▸ **Instructions for the task**:
Return the complete listing that follows, with each line reproduced exactly.

▸ **Dataset extract**:
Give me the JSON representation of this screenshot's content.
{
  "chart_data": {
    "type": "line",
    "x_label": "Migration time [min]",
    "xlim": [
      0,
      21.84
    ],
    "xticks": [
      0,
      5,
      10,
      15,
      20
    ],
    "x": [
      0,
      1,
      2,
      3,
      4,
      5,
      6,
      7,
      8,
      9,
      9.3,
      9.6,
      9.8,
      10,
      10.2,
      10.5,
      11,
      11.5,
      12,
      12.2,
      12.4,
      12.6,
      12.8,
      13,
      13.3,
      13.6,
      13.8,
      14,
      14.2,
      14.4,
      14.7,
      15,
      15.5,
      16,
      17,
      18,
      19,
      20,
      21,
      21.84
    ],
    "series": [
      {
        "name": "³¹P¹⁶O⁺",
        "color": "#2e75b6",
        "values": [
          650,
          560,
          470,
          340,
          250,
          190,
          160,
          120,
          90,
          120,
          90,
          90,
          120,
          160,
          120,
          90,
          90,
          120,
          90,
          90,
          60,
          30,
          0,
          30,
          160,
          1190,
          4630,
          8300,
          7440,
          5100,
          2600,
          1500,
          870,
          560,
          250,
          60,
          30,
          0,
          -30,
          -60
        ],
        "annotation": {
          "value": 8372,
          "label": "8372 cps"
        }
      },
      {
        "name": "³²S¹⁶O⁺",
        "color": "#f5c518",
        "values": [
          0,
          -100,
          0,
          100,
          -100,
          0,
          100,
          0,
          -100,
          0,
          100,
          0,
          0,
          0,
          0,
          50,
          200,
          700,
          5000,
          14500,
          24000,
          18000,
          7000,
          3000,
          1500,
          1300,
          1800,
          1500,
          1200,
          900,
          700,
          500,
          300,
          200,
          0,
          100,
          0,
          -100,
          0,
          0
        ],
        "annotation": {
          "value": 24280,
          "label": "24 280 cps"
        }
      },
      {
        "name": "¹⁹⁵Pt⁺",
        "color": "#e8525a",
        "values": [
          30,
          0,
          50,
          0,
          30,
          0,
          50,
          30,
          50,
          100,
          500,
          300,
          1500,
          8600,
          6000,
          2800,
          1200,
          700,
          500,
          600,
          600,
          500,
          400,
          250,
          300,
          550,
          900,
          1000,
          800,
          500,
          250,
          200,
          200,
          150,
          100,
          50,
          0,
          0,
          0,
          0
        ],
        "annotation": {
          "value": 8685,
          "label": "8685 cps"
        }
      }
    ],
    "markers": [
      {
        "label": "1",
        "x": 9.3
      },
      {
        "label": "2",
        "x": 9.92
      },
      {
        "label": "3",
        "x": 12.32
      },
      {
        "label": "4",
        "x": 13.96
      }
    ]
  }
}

▸ **Worked answer**:
Give me the JSON representation of this screenshot's content.
{
  "chart_data": {
    "type": "line",
    "x_label": "Migration time [min]",
    "xlim": [
      0,
      21.84
    ],
    "xticks": [
      0,
      5,
      10,
      15,
      20
    ],
    "x": [
      0,
      1,
      2,
      3,
      4,
      5,
      6,
      7,
      8,
      9,
      9.3,
      9.6,
      9.8,
      10,
      10.2,
      10.5,
      11,
      11.5,
      12,
      12.2,
      12.4,
      12.6,
      12.8,
      13,
      13.3,
      13.6,
      13.8,
      14,
      14.2,
      14.4,
      14.7,
      15,
      15.5,
      16,
      17,
      18,
      19,
      20,
      21,
      21.84
    ],
    "series": [
      {
        "name": "³¹P¹⁶O⁺",
        "color": "#2e75b6",
        "values": [
          650,
          560,
          470,
          340,
          250,
          190,
          160,
          120,
          90,
          120,
          90,
          90,
          120,
          160,
          120,
          90,
          90,
          120,
          90,
          90,
          60,
          30,
          0,
          30,
          160,
          1190,
          4630,
          8300,
          7440,
          5100,
          2600,
          1500,
          870,
          560,
          250,
          60,
          30,
          0,
          -30,
          -60
        ],
        "annotation": {
          "value": 8372,
          "label": "8372 cps"
        }
      },
      {
        "name": "³²S¹⁶O⁺",
        "color": "#f5c518",
        "values": [
          0,
          -100,
          0,
          100,
          -100,
          0,
          100,
          0,
          -100,
          0,
          100,
          0,
          0,
          0,
          0,
          50,
          200,
          700,
          5000,
          14500,
          24000,
          18000,
          7000,
          3000,
          1500,
          1300,
          1800,
          1500,
          1200,
          900,
          700,
          500,
          300,
          200,
          0,
          100,
          0,
          -100,
          0,
          0
        ],
        "annotation": {
          "value": 24280,
          "label": "24 280 cps"
        }
      },
      {
        "name": "¹⁹⁵Pt⁺",
        "color": "#e8525a",
        "values": [
          30,
          0,
          50,
          0,
          30,
          0,
          50,
          30,
          50,
          100,
          500,
          300,
          1500,
          8600,
          6000,
          2800,
          1200,
          700,
          500,
          600,
          600,
          500,
          400,
          250,
          300,
          550,
          900,
          1000,
          800,
          500,
          250,
          200,
          200,
          150,
          100,
          50,
          0,
          0,
          0,
          0
        ],
        "annotation": {
          "value": 8685,
          "label": "8685 cps"
        }
      }
    ],
    "markers": [
      {
        "label": "1",
        "x": 9.3
      },
      {
        "label": "2",
        "x": 9.92
      },
      {
        "label": "3",
        "x": 12.32
      },
      {
        "label": "4",
        "x": 13.96
      }
    ]
  }
}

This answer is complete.